— Start SOURCE EXCERPT —

LOS ANGELES, Nov. 16, 2021 (GLOBE NEWSWIRE) -- Crescent Capital BDC, Inc. (“Crescent BDC” or the “Company”) (NASDAQ: CCAP) today announced that it has priced an underwritten primary offering of 2,500,000 shares of its common stock, which will result in net proceeds exclusive of offering expenses to the Company of approximately $53.3 million, or $21.33 per share. Crescent BDC has granted the underwriters an option to purchase up to an additional 375,000 shares of common stock. The offering was made pursuant to the Company’s shelf-registration statement, which was filed with and declared effective by the Securities and Exchange Commission (the “Commission”). The offering is expected to close on November 18, 2021, subject to customary closing conditions.

Crescent BDC's investment adviser, Crescent Cap Advisors, LLC (the "Adviser"), has agreed to pay the underwriters a supplemental payment of $1.98 per share, which reflects the difference between the actual public offering price of $19.35 and the net proceeds of $21.33 per share to be received by Crescent BDC in this offering. In addition, the Adviser has agreed to bear the sales load payable to the underwriters. Crescent BDC is not obligated to repay the supplemental payment and sales load paid by the Adviser.

The Company intends to use the net proceeds from the offering for general corporate purposes, which may include the repayment of outstanding indebtedness and investing in portfolio companies in accordance with its investment objective and strategies.

BofA Securities, Wells Fargo Securities, Morgan Stanley & Co. LLC, Keefe, Bruyette & Woods, A Stifel Company and RBC Capital Markets, LLC are serving as joint book-running managers for the offering. Oppenheimer & Co. Inc. and SMBC Nikko Securities America, Inc. are serving as co-managers for the offering.

Investors are advised to carefully consider the investment objectives, risks and charges and expenses of the Company before investing. The preliminary prospectus supplement, dated November 15, 2021, and the accompanying prospectus, dated August 6, 2021, which have been filed with the Commission, contain this and other information about the Company and should be read carefully before investing.

The information in the preliminary prospectus supplement, the accompanying prospectus and this press release is not complete and may be changed. This press release does not constitute an offer to sell or the solicitation of an offer to buy nor will there be any sale of the shares referred to in this press release in any state or jurisdiction in which such offer, solicitation or sale would be unlawful prior to the registration or qualification under the securities laws of such state or jurisdiction.

— End SOURCE EXCERPT —

» **OBJECTIVE 1**
Reproduce a passage of the press release on the stock offering word for word, starting at "Investors are advised" and ending after "carefully before investing.".
» **OBJECTIVE 2**
Write the next portion of the press release on the stock offering, picking up right after its final sentence.

— Start DATA SECTION —

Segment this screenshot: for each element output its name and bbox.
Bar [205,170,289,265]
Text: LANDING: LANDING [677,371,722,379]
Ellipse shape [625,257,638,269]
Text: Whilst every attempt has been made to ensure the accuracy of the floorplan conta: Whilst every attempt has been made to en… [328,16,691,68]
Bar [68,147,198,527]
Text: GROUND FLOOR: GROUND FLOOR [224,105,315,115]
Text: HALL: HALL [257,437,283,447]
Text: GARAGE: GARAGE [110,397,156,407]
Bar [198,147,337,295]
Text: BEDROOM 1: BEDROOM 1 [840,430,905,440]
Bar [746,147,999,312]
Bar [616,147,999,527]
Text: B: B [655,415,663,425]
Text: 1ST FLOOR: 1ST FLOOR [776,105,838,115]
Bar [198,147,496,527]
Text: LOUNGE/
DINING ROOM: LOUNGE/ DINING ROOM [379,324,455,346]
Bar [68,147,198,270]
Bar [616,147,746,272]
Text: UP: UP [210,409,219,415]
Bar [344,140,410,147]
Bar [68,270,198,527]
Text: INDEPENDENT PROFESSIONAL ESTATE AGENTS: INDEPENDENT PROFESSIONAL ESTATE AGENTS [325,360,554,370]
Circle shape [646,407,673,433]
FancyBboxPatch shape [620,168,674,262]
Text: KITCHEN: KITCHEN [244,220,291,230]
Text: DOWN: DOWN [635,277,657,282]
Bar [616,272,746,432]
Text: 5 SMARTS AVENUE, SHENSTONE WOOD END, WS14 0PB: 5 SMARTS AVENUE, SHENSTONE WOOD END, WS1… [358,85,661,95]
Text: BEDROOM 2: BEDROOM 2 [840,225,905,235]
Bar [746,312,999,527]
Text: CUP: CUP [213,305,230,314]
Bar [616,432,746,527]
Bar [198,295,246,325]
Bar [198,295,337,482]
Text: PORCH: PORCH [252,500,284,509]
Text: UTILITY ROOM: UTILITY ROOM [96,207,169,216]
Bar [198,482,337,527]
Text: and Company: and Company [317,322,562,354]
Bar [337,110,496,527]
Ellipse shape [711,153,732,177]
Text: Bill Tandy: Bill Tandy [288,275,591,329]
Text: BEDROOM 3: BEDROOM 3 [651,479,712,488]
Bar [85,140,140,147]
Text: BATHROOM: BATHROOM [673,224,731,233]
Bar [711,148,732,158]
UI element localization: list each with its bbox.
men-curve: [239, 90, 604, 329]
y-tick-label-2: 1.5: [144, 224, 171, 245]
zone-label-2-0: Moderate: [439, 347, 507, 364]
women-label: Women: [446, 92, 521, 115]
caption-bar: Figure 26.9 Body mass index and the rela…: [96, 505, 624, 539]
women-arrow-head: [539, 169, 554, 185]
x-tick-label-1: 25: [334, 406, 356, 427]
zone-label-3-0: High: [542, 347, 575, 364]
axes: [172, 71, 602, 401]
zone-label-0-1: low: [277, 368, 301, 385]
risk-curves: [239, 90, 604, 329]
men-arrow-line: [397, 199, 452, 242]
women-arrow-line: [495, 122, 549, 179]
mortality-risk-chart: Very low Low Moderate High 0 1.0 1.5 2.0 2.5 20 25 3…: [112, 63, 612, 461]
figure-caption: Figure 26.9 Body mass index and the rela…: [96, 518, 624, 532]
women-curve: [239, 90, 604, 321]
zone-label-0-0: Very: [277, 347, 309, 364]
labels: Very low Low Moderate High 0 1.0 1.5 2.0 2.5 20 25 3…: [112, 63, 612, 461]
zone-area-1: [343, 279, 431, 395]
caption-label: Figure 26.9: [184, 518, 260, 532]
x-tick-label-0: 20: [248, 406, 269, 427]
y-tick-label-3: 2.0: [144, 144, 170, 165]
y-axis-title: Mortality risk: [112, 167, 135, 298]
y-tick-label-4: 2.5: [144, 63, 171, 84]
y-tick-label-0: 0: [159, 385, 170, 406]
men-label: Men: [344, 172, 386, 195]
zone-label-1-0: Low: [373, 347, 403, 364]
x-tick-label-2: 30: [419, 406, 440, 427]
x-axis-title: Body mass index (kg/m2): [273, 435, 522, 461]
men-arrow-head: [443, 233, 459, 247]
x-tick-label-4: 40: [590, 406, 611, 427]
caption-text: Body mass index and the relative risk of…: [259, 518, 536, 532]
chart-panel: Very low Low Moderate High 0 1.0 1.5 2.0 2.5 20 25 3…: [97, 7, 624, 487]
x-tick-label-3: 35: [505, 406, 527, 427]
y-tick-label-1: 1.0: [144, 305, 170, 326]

— End DATA SECTION —

» **EXERCISE RESPONSE 1**
Investors are advised to carefully consider the investment objectives, risks and charges and expenses of the Company before investing. The preliminary prospectus supplement, dated November 15, 2021, and the accompanying prospectus, dated August 6, 2021, which have been filed with the Commission, contain this and other information about the Company and should be read carefully before investing.

» **EXERCISE RESPONSE 2**
The Offering may be made only by means of a prospectus and a related prospectus supplement, copies of which may be obtained from the joint book-running managers at: BofA Securities, NC1-004-03-43, 200 North College Street, 3rd Floor, Charlotte NC 28255-0001, Attn: Prospectus Department, or email dg.prospectus_requests@bofa.com; Wells Fargo Securities, LLC at 500 West 33rd Street, New York, New York, 10001, Attn: Equity Syndicate Department, by calling toll free 1-800-326-5897, or by e-mail at cmclientsupport@wellsfargo.com; Morgan Stanley & Co. LLC, 180 Varick Street, 2nd Floor, New York, NY 10014, Attn: Prospectus Department; or Keefe, Bruyette & Woods, Inc., 787 Seventh Avenue, 4th Floor, New York, NY 10019, Attn: Capital Markets or by calling: 1-800- 966-1559.

About Crescent BDC

Crescent BDC is a business development company that seeks to maximize the total return of its stockholders in the form of current income and capital appreciation by providing capital solutions to middle market companies with sound business fundamentals and strong growth prospects. Crescent BDC utilizes the extensive experience, origination capabilities and disciplined investment process of Crescent Capital Group LP (“Crescent”). Crescent BDC is externally managed by Crescent Cap Advisors, LLC, a subsidiary of Crescent. Crescent BDC has elected to be regulated as a business development company under the Investment Company Act of 1940.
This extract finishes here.